** START SUPPLIED DATA **
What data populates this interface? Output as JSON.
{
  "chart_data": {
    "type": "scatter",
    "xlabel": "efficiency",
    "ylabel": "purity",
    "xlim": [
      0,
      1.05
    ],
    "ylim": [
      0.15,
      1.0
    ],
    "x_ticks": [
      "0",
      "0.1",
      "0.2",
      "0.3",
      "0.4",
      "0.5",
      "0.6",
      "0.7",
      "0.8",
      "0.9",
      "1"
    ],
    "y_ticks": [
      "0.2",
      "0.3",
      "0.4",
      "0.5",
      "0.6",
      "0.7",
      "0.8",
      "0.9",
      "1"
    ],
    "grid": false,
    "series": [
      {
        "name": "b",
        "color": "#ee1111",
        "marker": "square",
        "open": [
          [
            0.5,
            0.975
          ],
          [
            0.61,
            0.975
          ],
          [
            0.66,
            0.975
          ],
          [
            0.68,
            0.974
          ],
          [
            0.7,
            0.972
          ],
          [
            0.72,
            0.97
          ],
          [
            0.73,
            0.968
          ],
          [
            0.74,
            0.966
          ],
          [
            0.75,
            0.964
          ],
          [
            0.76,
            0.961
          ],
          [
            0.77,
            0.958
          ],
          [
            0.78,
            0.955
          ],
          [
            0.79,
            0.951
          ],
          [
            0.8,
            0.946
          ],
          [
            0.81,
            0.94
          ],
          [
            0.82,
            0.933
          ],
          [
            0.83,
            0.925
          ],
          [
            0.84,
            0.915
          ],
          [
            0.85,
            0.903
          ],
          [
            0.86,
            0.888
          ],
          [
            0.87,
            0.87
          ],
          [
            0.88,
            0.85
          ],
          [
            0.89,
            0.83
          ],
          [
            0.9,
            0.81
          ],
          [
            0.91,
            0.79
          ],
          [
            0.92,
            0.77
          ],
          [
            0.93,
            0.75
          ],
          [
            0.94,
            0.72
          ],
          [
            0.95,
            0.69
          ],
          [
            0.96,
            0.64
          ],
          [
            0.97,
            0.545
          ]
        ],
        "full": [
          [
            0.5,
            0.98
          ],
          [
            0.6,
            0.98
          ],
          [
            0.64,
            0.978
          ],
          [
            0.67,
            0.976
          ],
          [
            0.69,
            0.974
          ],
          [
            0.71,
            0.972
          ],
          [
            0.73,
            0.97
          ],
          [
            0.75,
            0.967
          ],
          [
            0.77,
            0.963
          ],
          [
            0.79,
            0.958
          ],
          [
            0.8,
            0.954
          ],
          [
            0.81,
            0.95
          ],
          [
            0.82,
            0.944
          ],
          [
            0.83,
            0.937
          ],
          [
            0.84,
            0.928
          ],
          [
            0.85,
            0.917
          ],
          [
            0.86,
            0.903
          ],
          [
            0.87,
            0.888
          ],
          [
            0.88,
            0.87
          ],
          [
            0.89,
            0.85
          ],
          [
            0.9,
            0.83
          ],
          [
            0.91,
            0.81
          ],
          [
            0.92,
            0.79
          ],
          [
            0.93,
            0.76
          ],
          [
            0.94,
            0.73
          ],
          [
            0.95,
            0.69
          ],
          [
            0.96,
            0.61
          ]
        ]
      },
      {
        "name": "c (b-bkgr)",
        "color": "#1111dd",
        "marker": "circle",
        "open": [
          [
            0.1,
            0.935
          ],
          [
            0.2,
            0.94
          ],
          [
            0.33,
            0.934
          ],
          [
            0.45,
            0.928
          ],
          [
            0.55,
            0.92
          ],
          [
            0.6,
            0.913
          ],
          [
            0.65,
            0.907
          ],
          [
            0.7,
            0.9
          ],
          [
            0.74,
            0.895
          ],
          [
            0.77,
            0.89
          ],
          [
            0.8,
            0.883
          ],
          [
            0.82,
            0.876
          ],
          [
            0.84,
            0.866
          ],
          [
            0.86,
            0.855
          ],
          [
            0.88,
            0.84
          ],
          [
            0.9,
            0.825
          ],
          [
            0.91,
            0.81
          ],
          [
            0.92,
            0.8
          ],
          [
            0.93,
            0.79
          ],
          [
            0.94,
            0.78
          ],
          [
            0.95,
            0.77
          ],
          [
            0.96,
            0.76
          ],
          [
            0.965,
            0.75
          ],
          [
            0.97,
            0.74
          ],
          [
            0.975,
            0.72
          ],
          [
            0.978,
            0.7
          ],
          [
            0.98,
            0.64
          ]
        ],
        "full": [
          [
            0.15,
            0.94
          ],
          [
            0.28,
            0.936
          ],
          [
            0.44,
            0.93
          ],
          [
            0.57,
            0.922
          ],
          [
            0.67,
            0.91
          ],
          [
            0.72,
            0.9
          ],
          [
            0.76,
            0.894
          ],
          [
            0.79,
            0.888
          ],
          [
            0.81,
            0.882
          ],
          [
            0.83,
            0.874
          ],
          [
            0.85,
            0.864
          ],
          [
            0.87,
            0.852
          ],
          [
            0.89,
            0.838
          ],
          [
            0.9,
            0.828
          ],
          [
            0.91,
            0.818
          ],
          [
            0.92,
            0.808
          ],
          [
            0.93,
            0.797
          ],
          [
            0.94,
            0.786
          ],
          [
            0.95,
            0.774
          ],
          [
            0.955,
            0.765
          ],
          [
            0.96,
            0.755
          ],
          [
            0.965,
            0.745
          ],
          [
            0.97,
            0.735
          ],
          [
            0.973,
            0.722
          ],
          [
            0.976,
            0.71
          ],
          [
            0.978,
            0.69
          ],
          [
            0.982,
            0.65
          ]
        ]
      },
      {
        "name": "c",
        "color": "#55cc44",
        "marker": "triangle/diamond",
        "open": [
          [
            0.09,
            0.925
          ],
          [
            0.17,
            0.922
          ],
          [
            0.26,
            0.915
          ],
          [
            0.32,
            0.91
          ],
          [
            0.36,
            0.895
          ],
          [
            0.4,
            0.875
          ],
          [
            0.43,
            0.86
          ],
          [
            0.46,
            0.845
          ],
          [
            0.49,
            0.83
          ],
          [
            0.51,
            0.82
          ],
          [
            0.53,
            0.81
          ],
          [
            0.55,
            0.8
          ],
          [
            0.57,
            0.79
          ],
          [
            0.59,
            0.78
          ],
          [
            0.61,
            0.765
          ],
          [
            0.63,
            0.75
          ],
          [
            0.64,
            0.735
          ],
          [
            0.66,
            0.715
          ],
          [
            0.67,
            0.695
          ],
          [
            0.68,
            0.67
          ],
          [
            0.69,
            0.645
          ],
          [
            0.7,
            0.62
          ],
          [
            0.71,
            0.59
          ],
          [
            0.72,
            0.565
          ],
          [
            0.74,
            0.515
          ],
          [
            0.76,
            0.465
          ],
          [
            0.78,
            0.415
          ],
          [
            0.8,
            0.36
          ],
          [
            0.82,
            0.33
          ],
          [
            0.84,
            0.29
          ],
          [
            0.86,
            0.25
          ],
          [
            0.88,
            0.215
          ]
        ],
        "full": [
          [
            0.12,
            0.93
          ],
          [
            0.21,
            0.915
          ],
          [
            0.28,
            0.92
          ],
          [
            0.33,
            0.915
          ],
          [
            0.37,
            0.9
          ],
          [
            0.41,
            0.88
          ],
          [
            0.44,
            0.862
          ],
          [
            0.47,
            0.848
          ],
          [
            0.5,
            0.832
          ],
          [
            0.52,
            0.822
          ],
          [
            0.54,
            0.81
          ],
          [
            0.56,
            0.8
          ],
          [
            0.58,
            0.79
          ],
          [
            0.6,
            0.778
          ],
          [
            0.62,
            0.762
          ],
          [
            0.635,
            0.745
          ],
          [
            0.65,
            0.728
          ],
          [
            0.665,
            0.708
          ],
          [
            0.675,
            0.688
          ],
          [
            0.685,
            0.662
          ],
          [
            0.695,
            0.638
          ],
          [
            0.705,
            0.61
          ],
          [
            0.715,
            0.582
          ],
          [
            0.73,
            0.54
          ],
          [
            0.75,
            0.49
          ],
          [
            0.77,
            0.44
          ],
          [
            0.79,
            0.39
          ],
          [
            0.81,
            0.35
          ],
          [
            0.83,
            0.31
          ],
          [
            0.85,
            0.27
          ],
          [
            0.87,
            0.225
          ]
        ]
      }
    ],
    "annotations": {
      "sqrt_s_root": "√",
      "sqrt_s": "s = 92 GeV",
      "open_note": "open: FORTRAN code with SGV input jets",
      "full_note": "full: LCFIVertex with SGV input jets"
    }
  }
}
** END SUPPLIED DATA **
** START SUPPLIED DATA **
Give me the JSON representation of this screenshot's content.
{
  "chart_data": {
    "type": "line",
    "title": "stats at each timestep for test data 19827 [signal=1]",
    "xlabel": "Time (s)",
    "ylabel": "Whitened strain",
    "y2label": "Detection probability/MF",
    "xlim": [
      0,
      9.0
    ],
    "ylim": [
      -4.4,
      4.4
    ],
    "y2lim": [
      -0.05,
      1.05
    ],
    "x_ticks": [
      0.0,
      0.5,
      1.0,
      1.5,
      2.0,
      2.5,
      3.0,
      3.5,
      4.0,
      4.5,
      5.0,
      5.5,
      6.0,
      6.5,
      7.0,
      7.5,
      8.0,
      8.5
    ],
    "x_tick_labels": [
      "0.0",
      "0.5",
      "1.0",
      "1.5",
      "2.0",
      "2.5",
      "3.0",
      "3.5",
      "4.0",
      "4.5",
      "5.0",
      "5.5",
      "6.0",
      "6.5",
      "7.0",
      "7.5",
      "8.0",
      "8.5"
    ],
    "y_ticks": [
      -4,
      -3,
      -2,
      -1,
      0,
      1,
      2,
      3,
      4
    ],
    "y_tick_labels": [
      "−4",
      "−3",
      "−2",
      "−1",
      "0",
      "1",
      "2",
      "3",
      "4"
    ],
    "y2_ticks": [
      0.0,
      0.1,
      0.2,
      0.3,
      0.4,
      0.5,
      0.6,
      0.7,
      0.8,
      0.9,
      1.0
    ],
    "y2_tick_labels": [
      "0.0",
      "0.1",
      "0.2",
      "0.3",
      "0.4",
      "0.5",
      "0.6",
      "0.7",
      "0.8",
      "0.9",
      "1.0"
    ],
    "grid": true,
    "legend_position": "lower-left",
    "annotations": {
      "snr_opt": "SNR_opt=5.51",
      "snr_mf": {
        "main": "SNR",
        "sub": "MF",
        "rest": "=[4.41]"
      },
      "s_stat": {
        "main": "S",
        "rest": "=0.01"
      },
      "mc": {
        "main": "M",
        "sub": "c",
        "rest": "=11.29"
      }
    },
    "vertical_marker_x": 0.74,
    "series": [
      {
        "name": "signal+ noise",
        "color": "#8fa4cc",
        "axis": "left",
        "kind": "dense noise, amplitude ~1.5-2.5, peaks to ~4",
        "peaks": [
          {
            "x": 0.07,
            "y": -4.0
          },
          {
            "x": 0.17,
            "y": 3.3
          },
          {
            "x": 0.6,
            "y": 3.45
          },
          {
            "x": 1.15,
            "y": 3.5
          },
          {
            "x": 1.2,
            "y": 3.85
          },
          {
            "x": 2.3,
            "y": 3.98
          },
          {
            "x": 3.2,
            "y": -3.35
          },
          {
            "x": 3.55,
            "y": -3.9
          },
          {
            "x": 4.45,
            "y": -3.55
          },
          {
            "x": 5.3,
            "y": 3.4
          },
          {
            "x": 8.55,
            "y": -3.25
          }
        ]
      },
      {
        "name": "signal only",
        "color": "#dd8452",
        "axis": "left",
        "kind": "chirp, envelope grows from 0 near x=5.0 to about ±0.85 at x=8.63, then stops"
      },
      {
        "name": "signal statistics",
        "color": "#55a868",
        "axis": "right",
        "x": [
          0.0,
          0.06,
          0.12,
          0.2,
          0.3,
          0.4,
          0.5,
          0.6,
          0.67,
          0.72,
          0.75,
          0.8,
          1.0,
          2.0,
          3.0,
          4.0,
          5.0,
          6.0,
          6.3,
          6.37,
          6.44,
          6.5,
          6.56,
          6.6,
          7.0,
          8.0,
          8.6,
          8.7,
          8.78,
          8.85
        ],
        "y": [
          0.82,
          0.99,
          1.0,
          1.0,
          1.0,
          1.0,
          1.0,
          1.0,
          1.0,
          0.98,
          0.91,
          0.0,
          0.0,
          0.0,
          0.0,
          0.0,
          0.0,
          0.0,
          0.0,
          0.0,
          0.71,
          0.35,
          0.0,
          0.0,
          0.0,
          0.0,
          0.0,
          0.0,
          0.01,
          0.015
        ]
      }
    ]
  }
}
** END SUPPLIED DATA **
Copy every line of the listing containing the string "with".

      "open_note": "open: FORTRAN code with SGV input jets",
      "full_note": "full: LCFIVertex with SGV input jets"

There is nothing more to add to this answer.